======== Data

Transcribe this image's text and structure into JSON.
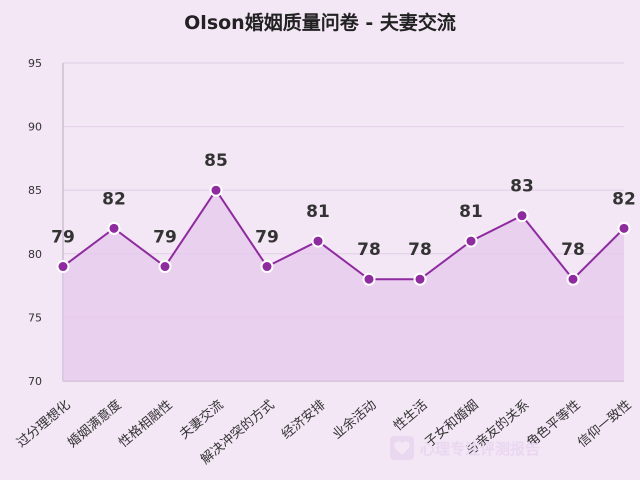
{
  "chart_data": {
    "type": "line",
    "title": "Olson婚姻质量问卷 - 夫妻交流",
    "categories": [
      "过分理想化",
      "婚姻满意度",
      "性格相融性",
      "夫妻交流",
      "解决冲突的方式",
      "经济安排",
      "业余活动",
      "性生活",
      "子女和婚姻",
      "与亲友的关系",
      "角色平等性",
      "信仰一致性"
    ],
    "values": [
      79,
      82,
      79,
      85,
      79,
      81,
      78,
      78,
      81,
      83,
      78,
      82
    ],
    "ylim": [
      70,
      95
    ],
    "yticks": [
      70,
      75,
      80,
      85,
      90,
      95
    ],
    "xlabel": "",
    "ylabel": "",
    "grid": true,
    "area_fill": true,
    "colors": {
      "line": "#8e2b9f",
      "area": "#e6c8ec",
      "background": "#f3e6f5"
    }
  },
  "watermark": {
    "text": "心理专注评测报告",
    "icon": "heart-icon"
  }
}
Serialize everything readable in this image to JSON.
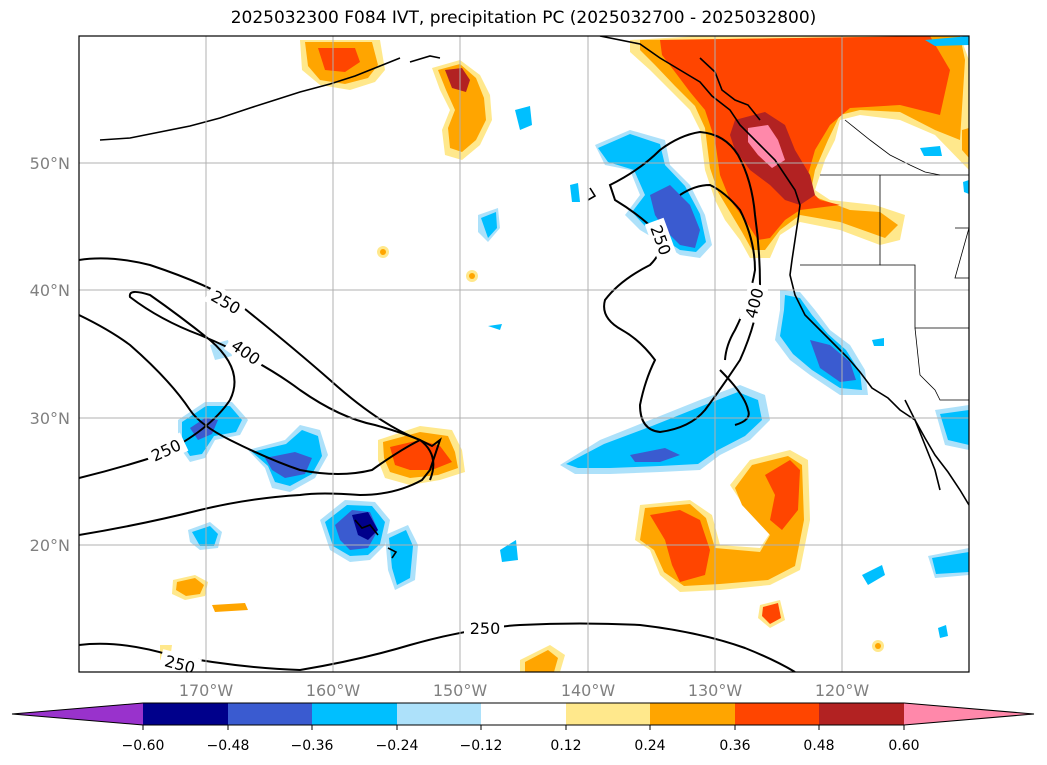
{
  "title": "2025032300 F084 IVT, precipitation PC (2025032700 - 2025032800)",
  "colors": {
    "lt_m060": "#9932CC",
    "m060_m048": "#00008B",
    "m048_m036": "#3A5BD0",
    "m036_m024": "#00BFFF",
    "m024_m012": "#ADE1FA",
    "m012_012": "#FFFFFF",
    "p012_p024": "#FFE88C",
    "p024_p036": "#FFA500",
    "p036_p048": "#FF4500",
    "p048_p060": "#B22222",
    "gt_p060": "#FF88AA",
    "grid": "#b0b0b0",
    "contour": "#000000",
    "tick_label": "#808080"
  },
  "map": {
    "projection": "PlateCarree",
    "lon_range": [
      -180,
      -110
    ],
    "lat_range": [
      10,
      60
    ],
    "lat_labels": [
      "50°N",
      "40°N",
      "30°N",
      "20°N"
    ],
    "lon_labels": [
      "170°W",
      "160°W",
      "150°W",
      "140°W",
      "130°W",
      "120°W"
    ]
  },
  "contours": {
    "levels": [
      250,
      400
    ],
    "labels": [
      "250",
      "400",
      "250",
      "250",
      "400",
      "250",
      "250"
    ]
  },
  "colorbar": {
    "ticks": [
      "−0.60",
      "−0.48",
      "−0.36",
      "−0.24",
      "−0.12",
      "0.12",
      "0.24",
      "0.36",
      "0.48",
      "0.60"
    ],
    "extend": "both"
  }
}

================

> _Aim of the exercise_: Give all the entries again exactly, dropping each picture.

> _Task solution_:
Transcribe this image's text and structure into JSON.
{
  "chart_data": {
    "type": "line",
    "title": "Olson婚姻质量问卷 - 夫妻交流",
    "categories": [
      "过分理想化",
      "婚姻满意度",
      "性格相融性",
      "夫妻交流",
      "解决冲突的方式",
      "经济安排",
      "业余活动",
      "性生活",
      "子女和婚姻",
      "与亲友的关系",
      "角色平等性",
      "信仰一致性"
    ],
    "values": [
      79,
      82,
      79,
      85,
      79,
      81,
      78,
      78,
      81,
      83,
      78,
      82
    ],
    "ylim": [
      70,
      95
    ],
    "yticks": [
      70,
      75,
      80,
      85,
      90,
      95
    ],
    "xlabel": "",
    "ylabel": "",
    "grid": true,
    "area_fill": true,
    "colors": {
      "line": "#8e2b9f",
      "area": "#e6c8ec",
      "background": "#f3e6f5"
    }
  },
  "watermark": {
    "text": "心理专注评测报告",
    "icon": "heart-icon"
  }
}
Serialize everything readable in this image to JSON.
{
  "title": "2025032300 F084 IVT, precipitation PC (2025032700 - 2025032800)",
  "colors": {
    "lt_m060": "#9932CC",
    "m060_m048": "#00008B",
    "m048_m036": "#3A5BD0",
    "m036_m024": "#00BFFF",
    "m024_m012": "#ADE1FA",
    "m012_012": "#FFFFFF",
    "p012_p024": "#FFE88C",
    "p024_p036": "#FFA500",
    "p036_p048": "#FF4500",
    "p048_p060": "#B22222",
    "gt_p060": "#FF88AA",
    "grid": "#b0b0b0",
    "contour": "#000000",
    "tick_label": "#808080"
  },
  "map": {
    "projection": "PlateCarree",
    "lon_range": [
      -180,
      -110
    ],
    "lat_range": [
      10,
      60
    ],
    "lat_labels": [
      "50°N",
      "40°N",
      "30°N",
      "20°N"
    ],
    "lon_labels": [
      "170°W",
      "160°W",
      "150°W",
      "140°W",
      "130°W",
      "120°W"
    ]
  },
  "contours": {
    "levels": [
      250,
      400
    ],
    "labels": [
      "250",
      "400",
      "250",
      "250",
      "400",
      "250",
      "250"
    ]
  },
  "colorbar": {
    "ticks": [
      "−0.60",
      "−0.48",
      "−0.36",
      "−0.24",
      "−0.12",
      "0.12",
      "0.24",
      "0.36",
      "0.48",
      "0.60"
    ],
    "extend": "both"
  }
}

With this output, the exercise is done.